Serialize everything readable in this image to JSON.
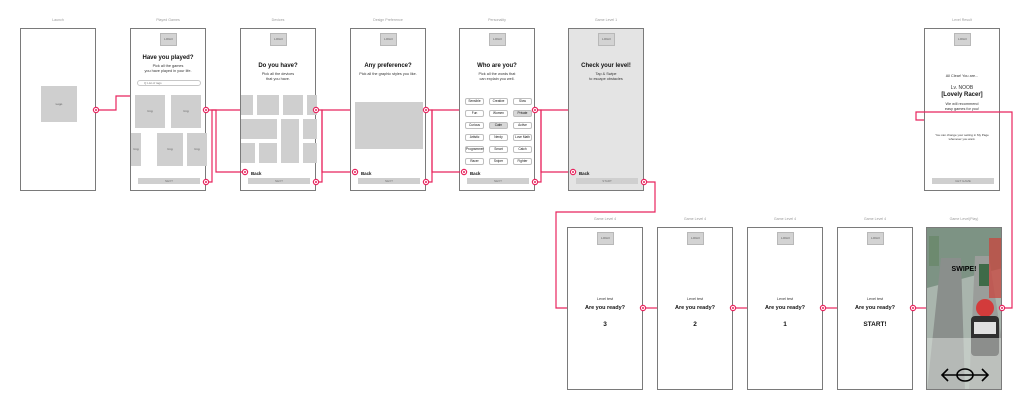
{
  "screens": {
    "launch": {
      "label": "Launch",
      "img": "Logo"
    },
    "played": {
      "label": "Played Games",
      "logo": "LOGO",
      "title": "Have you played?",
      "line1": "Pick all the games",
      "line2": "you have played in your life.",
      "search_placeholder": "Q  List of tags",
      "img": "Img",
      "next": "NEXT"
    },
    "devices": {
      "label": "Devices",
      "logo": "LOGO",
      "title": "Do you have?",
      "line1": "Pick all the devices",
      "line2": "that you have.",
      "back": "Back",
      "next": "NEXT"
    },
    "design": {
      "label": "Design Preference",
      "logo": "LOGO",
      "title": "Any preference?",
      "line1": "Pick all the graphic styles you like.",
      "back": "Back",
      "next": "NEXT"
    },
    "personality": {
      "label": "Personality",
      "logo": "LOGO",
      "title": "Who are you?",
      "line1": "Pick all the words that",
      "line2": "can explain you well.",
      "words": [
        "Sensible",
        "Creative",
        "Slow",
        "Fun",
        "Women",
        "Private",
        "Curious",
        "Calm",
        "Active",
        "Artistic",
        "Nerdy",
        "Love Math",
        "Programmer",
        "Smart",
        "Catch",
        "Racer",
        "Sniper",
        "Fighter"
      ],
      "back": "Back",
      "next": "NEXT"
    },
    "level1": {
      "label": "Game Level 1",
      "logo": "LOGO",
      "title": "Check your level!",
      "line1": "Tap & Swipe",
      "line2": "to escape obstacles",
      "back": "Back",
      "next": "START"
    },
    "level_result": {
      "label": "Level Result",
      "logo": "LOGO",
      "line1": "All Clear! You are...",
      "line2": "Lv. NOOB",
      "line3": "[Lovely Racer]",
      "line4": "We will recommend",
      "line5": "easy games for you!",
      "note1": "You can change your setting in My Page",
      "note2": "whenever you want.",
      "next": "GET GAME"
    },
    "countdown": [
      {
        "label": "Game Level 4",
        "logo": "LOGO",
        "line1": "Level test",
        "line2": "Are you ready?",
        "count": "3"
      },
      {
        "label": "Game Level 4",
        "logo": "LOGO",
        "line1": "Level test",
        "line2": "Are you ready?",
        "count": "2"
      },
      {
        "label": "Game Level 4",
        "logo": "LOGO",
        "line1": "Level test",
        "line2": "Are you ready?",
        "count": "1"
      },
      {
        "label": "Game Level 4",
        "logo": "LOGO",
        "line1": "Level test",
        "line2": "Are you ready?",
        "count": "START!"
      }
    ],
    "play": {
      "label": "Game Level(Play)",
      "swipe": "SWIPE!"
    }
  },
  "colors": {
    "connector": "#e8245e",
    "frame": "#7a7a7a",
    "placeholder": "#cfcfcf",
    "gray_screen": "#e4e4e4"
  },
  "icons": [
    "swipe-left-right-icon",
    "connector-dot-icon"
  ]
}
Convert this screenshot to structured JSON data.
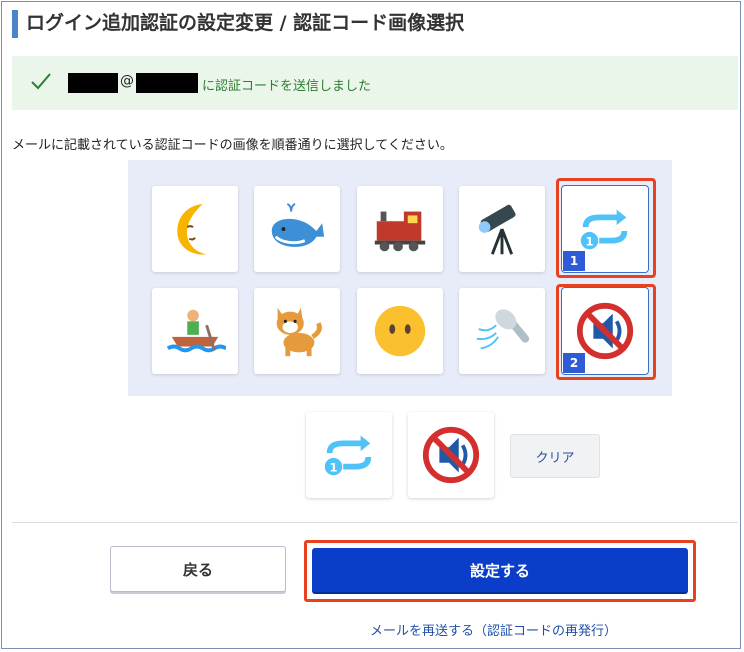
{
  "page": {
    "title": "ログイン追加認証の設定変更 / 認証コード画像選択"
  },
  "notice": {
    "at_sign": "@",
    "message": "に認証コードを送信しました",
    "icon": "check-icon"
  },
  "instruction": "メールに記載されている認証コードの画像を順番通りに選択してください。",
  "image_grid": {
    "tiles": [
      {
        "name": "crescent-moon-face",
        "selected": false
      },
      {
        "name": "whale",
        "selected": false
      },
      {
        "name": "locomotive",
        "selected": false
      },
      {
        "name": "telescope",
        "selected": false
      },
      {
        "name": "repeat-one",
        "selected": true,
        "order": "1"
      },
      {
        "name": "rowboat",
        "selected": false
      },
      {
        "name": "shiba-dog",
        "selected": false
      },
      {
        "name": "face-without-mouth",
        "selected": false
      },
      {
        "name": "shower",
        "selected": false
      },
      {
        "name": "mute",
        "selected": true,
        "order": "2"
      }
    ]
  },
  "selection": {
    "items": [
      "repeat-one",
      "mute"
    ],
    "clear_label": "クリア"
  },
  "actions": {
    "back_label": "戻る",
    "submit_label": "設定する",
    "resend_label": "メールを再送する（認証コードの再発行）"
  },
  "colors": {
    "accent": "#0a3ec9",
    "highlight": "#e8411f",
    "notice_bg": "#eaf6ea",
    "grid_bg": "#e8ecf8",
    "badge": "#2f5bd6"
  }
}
---
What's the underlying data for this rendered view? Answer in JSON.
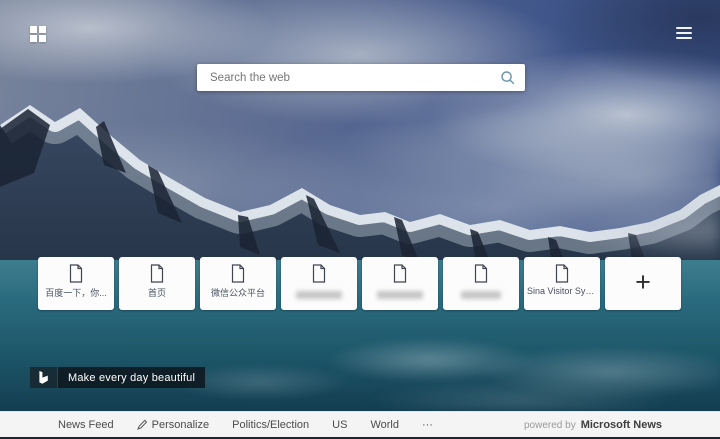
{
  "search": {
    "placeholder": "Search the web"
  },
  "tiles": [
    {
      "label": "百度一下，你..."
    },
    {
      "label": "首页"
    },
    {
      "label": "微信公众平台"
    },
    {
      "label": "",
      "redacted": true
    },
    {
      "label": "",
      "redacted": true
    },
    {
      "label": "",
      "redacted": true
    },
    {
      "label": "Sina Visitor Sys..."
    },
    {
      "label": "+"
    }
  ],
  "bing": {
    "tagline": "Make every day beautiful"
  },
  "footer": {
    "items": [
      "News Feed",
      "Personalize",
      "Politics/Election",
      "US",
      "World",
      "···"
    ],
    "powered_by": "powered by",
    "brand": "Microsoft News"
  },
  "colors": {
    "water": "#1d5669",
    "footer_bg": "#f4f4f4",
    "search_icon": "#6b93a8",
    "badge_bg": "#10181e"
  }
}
...
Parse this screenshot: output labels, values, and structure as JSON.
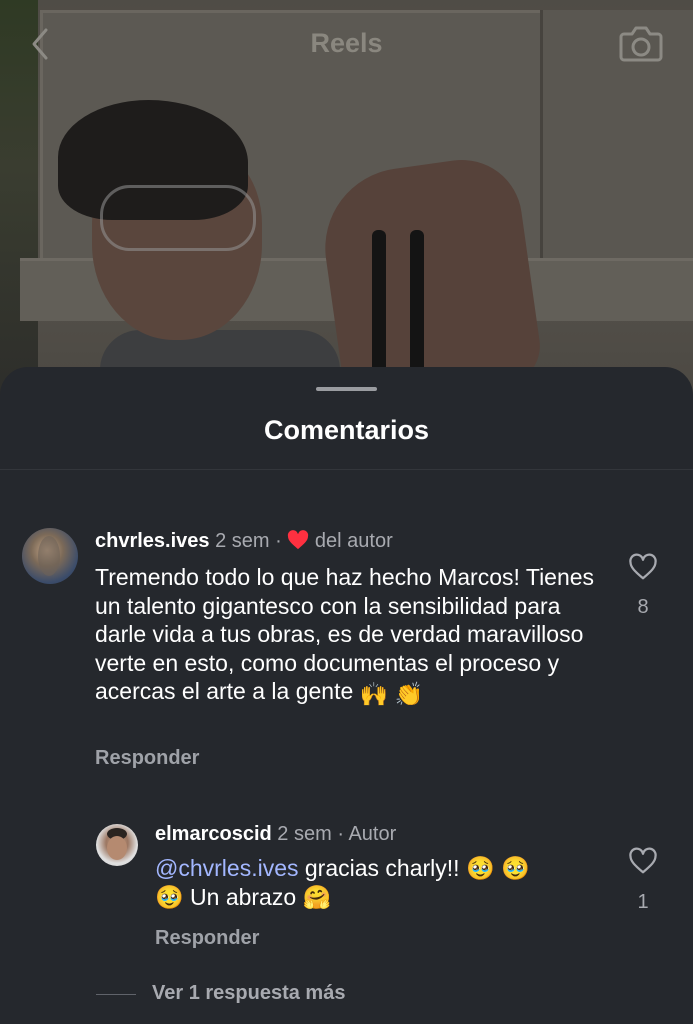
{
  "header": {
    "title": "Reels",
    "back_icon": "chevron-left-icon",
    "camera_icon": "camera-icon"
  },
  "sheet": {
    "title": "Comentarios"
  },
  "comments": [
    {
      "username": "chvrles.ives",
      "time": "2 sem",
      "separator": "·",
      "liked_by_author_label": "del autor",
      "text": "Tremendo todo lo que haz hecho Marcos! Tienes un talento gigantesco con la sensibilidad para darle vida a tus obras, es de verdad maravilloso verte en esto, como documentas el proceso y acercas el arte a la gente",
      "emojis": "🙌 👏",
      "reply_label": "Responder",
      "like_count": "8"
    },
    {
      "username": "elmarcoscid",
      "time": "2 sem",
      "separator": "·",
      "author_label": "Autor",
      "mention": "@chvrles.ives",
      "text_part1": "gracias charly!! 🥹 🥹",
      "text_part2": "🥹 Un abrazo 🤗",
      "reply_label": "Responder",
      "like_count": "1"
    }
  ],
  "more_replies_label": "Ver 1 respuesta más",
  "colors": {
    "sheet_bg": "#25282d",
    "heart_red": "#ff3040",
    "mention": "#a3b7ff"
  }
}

*What is required:*
Pick out every line with the string "that" and copy it.

*Solution to this exercise:*
      "line2": "that you have.",
      "line1": "Pick all the words that",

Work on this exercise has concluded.